* _The exercise_: Write out again, unchanged, everything from the first line of the records down to and including the line that contains "- state value labels: 1.869X: [252, 390, 322, 414]".

* _Data supplied_:

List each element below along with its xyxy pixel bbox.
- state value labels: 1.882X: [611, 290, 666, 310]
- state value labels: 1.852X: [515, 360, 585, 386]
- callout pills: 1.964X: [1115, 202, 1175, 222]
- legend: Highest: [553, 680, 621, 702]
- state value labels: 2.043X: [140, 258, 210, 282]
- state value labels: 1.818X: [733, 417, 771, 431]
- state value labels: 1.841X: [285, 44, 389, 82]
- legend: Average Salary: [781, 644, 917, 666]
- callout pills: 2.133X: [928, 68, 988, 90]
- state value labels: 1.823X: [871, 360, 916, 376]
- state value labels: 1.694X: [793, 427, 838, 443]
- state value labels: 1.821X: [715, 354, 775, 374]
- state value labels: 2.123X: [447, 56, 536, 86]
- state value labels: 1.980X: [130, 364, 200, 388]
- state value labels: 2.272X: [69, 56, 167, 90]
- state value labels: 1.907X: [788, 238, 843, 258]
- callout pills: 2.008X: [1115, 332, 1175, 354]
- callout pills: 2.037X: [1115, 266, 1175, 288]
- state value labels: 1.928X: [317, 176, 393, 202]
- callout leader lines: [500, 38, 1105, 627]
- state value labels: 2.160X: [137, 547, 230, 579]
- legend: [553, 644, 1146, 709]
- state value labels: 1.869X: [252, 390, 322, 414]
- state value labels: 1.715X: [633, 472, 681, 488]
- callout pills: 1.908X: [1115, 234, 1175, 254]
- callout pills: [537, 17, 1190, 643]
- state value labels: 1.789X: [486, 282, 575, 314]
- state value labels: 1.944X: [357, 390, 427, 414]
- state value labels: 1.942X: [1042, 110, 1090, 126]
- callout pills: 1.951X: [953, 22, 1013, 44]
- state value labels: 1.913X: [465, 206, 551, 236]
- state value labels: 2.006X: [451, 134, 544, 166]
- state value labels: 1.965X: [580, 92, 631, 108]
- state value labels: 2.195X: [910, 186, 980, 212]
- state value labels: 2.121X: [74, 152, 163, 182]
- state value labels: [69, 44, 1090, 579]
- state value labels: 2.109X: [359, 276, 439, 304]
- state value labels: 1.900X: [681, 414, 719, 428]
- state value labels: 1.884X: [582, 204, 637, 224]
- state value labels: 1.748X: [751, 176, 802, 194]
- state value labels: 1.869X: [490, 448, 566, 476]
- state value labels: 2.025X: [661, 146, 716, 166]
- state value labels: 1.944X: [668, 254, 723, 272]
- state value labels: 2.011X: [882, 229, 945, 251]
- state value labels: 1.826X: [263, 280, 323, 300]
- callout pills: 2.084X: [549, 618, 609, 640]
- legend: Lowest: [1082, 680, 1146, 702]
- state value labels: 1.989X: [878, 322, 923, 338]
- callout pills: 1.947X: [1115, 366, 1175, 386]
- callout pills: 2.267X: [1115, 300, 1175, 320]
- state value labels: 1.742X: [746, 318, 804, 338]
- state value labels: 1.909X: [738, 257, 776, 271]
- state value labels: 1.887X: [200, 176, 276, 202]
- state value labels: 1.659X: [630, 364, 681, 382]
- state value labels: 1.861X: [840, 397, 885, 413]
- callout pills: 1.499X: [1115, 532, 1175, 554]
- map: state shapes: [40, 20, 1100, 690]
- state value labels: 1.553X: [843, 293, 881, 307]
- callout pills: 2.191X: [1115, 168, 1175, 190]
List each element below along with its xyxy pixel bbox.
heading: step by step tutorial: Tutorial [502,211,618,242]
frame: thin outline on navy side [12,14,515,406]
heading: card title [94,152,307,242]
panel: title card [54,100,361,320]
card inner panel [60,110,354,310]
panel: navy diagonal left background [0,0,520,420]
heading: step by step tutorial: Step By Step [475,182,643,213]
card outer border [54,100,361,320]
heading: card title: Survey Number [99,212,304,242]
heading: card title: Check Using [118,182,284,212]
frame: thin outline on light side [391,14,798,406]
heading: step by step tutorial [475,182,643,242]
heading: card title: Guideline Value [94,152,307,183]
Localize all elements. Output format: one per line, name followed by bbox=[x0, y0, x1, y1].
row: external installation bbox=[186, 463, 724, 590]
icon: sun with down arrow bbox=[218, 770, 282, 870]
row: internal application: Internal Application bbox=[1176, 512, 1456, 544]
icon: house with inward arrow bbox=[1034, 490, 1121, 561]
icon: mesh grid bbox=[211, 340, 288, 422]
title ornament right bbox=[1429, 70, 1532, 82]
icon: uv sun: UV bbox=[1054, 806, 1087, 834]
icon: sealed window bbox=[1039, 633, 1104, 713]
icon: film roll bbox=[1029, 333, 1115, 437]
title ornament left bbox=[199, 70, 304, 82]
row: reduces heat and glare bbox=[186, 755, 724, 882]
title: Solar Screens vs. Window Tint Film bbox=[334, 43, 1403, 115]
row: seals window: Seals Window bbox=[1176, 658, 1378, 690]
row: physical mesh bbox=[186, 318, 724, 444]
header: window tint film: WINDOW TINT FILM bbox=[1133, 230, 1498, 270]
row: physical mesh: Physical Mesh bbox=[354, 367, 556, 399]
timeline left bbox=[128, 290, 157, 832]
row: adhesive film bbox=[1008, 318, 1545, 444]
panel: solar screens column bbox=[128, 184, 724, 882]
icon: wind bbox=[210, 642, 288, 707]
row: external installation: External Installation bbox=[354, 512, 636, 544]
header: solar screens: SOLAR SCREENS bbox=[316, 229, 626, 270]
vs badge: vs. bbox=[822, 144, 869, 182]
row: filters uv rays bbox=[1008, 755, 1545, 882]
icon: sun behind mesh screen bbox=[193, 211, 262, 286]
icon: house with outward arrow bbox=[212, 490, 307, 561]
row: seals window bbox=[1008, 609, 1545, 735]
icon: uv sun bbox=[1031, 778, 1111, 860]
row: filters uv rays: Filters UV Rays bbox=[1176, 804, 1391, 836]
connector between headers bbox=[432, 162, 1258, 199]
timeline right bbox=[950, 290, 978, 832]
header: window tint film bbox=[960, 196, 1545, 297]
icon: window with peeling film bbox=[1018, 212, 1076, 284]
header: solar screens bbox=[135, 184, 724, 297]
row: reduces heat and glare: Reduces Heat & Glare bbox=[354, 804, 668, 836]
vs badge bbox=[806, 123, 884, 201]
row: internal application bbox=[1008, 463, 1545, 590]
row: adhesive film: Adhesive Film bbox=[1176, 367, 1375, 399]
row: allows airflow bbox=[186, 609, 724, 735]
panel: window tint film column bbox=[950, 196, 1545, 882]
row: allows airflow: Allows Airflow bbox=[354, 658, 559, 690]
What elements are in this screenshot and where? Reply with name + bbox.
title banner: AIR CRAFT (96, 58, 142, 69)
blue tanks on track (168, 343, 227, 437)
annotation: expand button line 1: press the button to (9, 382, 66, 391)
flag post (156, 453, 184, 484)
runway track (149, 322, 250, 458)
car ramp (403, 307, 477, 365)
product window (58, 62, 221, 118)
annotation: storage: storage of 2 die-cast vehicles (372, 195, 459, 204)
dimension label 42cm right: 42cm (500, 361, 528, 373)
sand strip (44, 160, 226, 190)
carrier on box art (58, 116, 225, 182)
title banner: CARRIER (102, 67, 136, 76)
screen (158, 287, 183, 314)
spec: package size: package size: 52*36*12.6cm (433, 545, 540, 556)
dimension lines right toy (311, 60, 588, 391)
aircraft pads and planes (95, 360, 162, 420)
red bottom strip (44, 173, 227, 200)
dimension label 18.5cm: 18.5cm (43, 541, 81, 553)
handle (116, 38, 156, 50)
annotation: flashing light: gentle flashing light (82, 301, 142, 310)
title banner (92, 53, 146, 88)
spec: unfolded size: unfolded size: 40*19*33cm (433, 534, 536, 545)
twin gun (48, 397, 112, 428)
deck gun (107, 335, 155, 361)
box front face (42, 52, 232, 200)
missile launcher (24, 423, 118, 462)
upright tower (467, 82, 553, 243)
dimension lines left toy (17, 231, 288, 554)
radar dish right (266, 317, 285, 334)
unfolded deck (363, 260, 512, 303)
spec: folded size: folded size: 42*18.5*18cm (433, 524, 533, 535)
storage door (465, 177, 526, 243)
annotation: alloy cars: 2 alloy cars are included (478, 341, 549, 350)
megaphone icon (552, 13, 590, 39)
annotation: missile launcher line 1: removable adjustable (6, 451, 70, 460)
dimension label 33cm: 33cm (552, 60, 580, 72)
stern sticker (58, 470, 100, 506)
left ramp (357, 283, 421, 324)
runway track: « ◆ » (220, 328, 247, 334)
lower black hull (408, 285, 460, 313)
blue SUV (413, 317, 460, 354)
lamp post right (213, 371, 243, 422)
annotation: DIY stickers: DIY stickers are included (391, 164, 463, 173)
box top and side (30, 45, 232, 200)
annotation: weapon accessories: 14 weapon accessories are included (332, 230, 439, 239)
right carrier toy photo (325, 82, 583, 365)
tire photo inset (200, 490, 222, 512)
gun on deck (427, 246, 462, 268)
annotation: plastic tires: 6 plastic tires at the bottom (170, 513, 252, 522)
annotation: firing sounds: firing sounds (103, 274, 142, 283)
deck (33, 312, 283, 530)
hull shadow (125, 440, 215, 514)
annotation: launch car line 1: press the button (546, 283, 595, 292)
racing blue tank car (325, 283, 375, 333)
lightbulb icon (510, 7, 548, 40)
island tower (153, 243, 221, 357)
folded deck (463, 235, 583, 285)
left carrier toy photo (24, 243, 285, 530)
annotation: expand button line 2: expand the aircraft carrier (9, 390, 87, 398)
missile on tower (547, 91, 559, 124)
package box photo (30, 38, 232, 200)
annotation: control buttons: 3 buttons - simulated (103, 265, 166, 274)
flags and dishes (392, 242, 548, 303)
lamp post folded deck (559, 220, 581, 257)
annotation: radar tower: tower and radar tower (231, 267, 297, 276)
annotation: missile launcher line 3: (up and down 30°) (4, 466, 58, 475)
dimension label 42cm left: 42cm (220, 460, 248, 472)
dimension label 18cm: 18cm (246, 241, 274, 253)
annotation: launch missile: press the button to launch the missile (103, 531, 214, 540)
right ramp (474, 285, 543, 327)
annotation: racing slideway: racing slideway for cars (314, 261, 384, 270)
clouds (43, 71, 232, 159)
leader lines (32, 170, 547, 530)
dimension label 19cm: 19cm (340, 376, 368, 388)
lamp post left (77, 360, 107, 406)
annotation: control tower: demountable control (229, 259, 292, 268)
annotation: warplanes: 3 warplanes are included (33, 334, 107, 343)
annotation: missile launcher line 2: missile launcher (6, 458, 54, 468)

* _Output of the task_:
List each element below along with its xyxy pixel bbox.
- state value labels: 1.882X: [611, 290, 666, 310]
- state value labels: 1.852X: [515, 360, 585, 386]
- callout pills: 1.964X: [1115, 202, 1175, 222]
- legend: Highest: [553, 680, 621, 702]
- state value labels: 2.043X: [140, 258, 210, 282]
- state value labels: 1.818X: [733, 417, 771, 431]
- state value labels: 1.841X: [285, 44, 389, 82]
- legend: Average Salary: [781, 644, 917, 666]
- callout pills: 2.133X: [928, 68, 988, 90]
- state value labels: 1.823X: [871, 360, 916, 376]
- state value labels: 1.694X: [793, 427, 838, 443]
- state value labels: 1.821X: [715, 354, 775, 374]
- state value labels: 2.123X: [447, 56, 536, 86]
- state value labels: 1.980X: [130, 364, 200, 388]
- state value labels: 2.272X: [69, 56, 167, 90]
- state value labels: 1.907X: [788, 238, 843, 258]
- callout pills: 2.008X: [1115, 332, 1175, 354]
- callout pills: 2.037X: [1115, 266, 1175, 288]
- state value labels: 1.928X: [317, 176, 393, 202]
- callout leader lines: [500, 38, 1105, 627]
- state value labels: 2.160X: [137, 547, 230, 579]
- legend: [553, 644, 1146, 709]
- state value labels: 1.869X: [252, 390, 322, 414]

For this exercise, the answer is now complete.